• **Records supplied**

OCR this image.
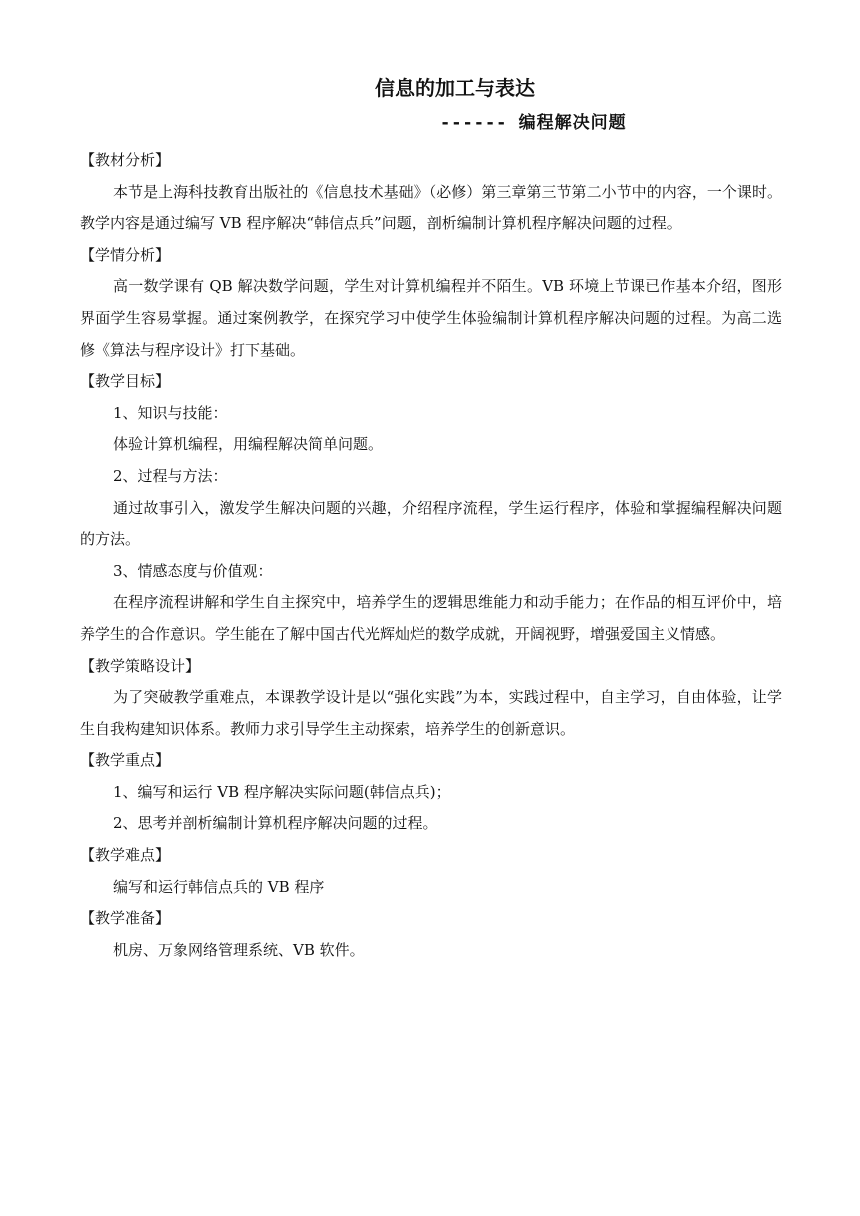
信息的加工与表达
------ 编程解决问题

【教材分析】

本节是上海科技教育出版社的《信息技术基础》（必修）第三章第三节第二小节中的内容，一个课时。教学内容是通过编写 VB 程序解决“韩信点兵”问题，剖析编制计算机程序解决问题的过程。

【学情分析】

高一数学课有 QB 解决数学问题，学生对计算机编程并不陌生。VB 环境上节课已作基本介绍，图形界面学生容易掌握。通过案例教学，在探究学习中使学生体验编制计算机程序解决问题的过程。为高二选修《算法与程序设计》打下基础。

【教学目标】

1、知识与技能：

体验计算机编程，用编程解决简单问题。

2、过程与方法：

通过故事引入，激发学生解决问题的兴趣，介绍程序流程，学生运行程序，体验和掌握编程解决问题的方法。

3、情感态度与价值观：

在程序流程讲解和学生自主探究中，培养学生的逻辑思维能力和动手能力；在作品的相互评价中，培养学生的合作意识。学生能在了解中国古代光辉灿烂的数学成就，开阔视野，增强爱国主义情感。

【教学策略设计】

为了突破教学重难点，本课教学设计是以“强化实践”为本，实践过程中，自主学习，自由体验，让学生自我构建知识体系。教师力求引导学生主动探索，培养学生的创新意识。

【教学重点】

1、编写和运行 VB 程序解决实际问题(韩信点兵)；

2、思考并剖析编制计算机程序解决问题的过程。

【教学难点】

编写和运行韩信点兵的 VB 程序

【教学准备】

机房、万象网络管理系统、VB 软件。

• **Problem requirements**
Omit the pictures. Transcribe every record exactly.

• **Final answer**
OCR this image.
信息的加工与表达
------ 编程解决问题

【教材分析】

本节是上海科技教育出版社的《信息技术基础》（必修）第三章第三节第二小节中的内容，一个课时。教学内容是通过编写 VB 程序解决“韩信点兵”问题，剖析编制计算机程序解决问题的过程。

【学情分析】

高一数学课有 QB 解决数学问题，学生对计算机编程并不陌生。VB 环境上节课已作基本介绍，图形界面学生容易掌握。通过案例教学，在探究学习中使学生体验编制计算机程序解决问题的过程。为高二选修《算法与程序设计》打下基础。

【教学目标】

1、知识与技能：

体验计算机编程，用编程解决简单问题。

2、过程与方法：

通过故事引入，激发学生解决问题的兴趣，介绍程序流程，学生运行程序，体验和掌握编程解决问题的方法。

3、情感态度与价值观：

在程序流程讲解和学生自主探究中，培养学生的逻辑思维能力和动手能力；在作品的相互评价中，培养学生的合作意识。学生能在了解中国古代光辉灿烂的数学成就，开阔视野，增强爱国主义情感。

【教学策略设计】

为了突破教学重难点，本课教学设计是以“强化实践”为本，实践过程中，自主学习，自由体验，让学生自我构建知识体系。教师力求引导学生主动探索，培养学生的创新意识。

【教学重点】

1、编写和运行 VB 程序解决实际问题(韩信点兵)；

2、思考并剖析编制计算机程序解决问题的过程。

【教学难点】

编写和运行韩信点兵的 VB 程序

【教学准备】

机房、万象网络管理系统、VB 软件。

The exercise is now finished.